==== Material supplied ====

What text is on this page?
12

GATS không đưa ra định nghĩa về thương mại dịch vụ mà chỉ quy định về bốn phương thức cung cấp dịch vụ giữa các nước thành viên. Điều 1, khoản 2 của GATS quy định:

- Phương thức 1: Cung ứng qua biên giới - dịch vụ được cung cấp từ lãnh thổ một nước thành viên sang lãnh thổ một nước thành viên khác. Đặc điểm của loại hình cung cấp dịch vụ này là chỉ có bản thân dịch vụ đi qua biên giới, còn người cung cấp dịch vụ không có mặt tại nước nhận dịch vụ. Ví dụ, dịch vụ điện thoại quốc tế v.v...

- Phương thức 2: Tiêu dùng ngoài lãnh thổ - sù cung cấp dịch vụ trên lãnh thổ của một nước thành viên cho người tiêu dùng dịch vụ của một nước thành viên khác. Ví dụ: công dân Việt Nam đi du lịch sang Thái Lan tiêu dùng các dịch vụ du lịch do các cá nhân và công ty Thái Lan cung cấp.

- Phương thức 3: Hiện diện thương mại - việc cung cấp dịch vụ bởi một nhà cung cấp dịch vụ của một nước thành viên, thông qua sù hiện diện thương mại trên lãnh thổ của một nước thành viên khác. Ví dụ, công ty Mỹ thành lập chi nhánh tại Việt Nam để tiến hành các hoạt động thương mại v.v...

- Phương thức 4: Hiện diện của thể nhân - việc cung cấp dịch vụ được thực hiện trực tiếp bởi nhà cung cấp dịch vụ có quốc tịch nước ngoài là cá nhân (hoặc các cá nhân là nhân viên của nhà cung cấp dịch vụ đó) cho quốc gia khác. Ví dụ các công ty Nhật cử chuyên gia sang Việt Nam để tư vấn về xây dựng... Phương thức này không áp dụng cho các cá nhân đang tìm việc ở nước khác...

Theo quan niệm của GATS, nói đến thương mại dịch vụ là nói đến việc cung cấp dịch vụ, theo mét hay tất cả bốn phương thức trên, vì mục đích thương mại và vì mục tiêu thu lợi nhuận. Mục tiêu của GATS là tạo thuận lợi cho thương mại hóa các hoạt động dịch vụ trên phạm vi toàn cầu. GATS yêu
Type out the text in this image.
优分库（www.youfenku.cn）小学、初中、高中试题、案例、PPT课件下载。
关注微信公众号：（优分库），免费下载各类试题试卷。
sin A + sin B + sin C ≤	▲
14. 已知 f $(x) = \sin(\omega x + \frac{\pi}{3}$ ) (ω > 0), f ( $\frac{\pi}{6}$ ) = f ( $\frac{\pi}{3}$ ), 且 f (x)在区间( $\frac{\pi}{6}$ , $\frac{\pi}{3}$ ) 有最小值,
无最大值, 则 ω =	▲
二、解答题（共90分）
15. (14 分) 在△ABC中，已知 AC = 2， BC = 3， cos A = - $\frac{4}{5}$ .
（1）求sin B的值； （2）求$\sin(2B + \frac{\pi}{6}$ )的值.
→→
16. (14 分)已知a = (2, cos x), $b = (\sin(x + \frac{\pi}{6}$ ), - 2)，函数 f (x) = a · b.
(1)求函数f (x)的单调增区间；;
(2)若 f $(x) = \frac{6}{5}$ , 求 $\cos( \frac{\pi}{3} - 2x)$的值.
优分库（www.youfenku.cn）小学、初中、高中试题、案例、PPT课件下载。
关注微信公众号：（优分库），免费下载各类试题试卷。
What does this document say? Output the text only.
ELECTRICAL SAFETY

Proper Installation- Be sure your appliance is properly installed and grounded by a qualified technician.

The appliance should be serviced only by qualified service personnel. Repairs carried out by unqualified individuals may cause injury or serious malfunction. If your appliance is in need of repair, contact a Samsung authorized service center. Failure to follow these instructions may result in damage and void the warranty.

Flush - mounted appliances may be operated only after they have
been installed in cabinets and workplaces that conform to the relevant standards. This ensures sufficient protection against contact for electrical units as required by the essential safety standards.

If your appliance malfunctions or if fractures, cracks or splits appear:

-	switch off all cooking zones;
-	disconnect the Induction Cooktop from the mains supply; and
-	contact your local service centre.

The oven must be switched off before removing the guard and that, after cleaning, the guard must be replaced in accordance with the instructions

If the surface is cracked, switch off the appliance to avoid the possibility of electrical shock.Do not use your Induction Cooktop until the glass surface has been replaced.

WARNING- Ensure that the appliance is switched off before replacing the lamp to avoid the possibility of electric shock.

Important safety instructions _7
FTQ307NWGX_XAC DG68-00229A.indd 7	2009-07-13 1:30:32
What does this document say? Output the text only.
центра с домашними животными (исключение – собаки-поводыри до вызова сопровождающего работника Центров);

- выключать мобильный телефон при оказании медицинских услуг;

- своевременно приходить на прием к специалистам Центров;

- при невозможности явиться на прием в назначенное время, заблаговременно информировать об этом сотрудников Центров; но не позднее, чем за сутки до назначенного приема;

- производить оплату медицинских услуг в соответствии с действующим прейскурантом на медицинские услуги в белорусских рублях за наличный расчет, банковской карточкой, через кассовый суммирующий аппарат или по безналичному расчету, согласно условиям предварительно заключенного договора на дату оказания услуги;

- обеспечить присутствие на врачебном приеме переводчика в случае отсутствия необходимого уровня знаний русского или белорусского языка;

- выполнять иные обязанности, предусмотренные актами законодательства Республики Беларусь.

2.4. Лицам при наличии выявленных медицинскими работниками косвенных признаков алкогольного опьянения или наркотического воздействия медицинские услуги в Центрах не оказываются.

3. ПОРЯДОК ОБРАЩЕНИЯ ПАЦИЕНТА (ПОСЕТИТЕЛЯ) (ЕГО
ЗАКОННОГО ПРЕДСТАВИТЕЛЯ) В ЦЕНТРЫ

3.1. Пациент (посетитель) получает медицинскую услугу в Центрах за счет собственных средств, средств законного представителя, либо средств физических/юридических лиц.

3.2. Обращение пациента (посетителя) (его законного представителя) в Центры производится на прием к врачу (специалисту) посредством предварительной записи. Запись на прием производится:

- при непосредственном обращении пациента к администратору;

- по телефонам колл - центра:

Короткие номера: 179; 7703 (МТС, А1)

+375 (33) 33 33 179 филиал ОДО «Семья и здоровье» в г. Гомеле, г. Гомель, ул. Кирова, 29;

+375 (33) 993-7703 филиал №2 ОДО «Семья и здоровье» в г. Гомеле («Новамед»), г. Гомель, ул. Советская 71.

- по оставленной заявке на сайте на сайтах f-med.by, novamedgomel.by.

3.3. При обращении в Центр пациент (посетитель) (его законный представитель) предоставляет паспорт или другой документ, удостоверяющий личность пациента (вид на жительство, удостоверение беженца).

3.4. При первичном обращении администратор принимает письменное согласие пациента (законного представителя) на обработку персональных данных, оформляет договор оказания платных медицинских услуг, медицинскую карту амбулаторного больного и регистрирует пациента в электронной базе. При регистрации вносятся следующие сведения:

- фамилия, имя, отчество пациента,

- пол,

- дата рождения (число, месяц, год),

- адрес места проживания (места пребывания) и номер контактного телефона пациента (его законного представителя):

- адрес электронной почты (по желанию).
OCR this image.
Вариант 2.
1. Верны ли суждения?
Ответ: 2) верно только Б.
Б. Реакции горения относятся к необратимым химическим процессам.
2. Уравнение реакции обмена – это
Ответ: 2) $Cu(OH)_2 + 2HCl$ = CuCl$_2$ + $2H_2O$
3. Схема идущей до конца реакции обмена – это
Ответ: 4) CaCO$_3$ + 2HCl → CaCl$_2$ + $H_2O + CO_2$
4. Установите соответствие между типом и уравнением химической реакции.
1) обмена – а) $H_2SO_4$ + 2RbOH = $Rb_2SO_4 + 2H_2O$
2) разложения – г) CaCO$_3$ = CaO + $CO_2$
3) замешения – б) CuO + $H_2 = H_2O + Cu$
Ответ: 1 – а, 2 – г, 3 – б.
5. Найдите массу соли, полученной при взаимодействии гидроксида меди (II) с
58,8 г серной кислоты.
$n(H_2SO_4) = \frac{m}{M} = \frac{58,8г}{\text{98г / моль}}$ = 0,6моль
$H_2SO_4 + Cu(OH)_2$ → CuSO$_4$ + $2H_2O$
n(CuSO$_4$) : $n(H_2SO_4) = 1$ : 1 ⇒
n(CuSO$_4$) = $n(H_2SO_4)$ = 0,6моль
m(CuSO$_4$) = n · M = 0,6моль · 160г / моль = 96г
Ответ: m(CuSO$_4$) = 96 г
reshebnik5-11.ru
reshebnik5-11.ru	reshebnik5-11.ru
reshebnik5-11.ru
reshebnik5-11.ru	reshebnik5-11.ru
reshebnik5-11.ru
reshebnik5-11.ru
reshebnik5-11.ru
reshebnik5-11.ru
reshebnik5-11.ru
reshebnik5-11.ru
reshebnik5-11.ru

====

# Short exercise
Of all the lines above, how many contain the word "посетитель"? Give the number and nothing else.

# Final answer
2